- _RECORDS FOR THE EXERCISE_:
++++++++++

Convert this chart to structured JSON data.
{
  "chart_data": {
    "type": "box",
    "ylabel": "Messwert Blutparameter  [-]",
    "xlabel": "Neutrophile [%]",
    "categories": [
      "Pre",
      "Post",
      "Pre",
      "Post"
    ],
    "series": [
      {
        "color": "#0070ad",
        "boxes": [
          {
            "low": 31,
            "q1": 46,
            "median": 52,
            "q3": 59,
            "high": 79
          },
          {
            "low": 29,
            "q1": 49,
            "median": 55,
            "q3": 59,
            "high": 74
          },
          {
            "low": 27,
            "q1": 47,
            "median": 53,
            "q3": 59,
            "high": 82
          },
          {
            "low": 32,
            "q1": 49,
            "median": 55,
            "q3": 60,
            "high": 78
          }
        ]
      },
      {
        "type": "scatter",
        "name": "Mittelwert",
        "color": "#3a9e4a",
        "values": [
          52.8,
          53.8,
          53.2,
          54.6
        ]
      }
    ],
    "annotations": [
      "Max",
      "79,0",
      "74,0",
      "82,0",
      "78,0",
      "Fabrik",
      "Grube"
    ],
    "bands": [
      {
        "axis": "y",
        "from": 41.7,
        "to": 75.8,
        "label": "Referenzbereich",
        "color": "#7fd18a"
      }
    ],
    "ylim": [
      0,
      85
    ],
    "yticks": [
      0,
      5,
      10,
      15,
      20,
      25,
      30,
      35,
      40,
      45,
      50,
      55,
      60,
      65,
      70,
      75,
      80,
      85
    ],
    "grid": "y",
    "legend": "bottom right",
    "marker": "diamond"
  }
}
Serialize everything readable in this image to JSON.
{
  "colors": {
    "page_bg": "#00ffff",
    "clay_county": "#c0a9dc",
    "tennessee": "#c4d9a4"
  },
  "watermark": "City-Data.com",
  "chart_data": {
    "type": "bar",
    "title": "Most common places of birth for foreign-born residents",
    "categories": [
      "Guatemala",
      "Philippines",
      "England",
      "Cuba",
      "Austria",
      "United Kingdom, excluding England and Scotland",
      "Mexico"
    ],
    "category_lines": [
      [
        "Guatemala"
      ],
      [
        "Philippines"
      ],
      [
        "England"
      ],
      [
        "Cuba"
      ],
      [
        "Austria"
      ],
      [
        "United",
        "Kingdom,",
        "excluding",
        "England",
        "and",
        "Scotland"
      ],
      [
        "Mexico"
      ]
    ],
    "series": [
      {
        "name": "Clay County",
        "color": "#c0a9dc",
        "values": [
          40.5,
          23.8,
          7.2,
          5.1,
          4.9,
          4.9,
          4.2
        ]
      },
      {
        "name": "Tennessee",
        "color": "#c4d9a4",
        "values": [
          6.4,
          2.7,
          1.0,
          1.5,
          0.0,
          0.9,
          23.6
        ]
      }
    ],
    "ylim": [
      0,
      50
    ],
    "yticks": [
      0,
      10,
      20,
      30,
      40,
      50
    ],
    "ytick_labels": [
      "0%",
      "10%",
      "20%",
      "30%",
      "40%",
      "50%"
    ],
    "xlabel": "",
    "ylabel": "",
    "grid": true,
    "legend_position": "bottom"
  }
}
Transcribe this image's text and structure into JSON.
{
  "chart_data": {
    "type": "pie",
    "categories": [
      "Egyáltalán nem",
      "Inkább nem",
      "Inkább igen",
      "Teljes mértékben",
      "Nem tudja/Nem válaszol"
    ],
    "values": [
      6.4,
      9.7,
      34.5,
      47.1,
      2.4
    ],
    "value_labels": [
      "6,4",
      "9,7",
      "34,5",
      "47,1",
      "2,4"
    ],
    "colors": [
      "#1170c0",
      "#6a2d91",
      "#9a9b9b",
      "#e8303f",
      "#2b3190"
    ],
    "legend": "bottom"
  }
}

++++++++++

- _SHORT TASK_: Only lines with "type" are wanted here; list each of them.

- _FULL OUTPUT_:
    "type": "box",
        "type": "scatter",
    "type": "bar",
    "type": "pie",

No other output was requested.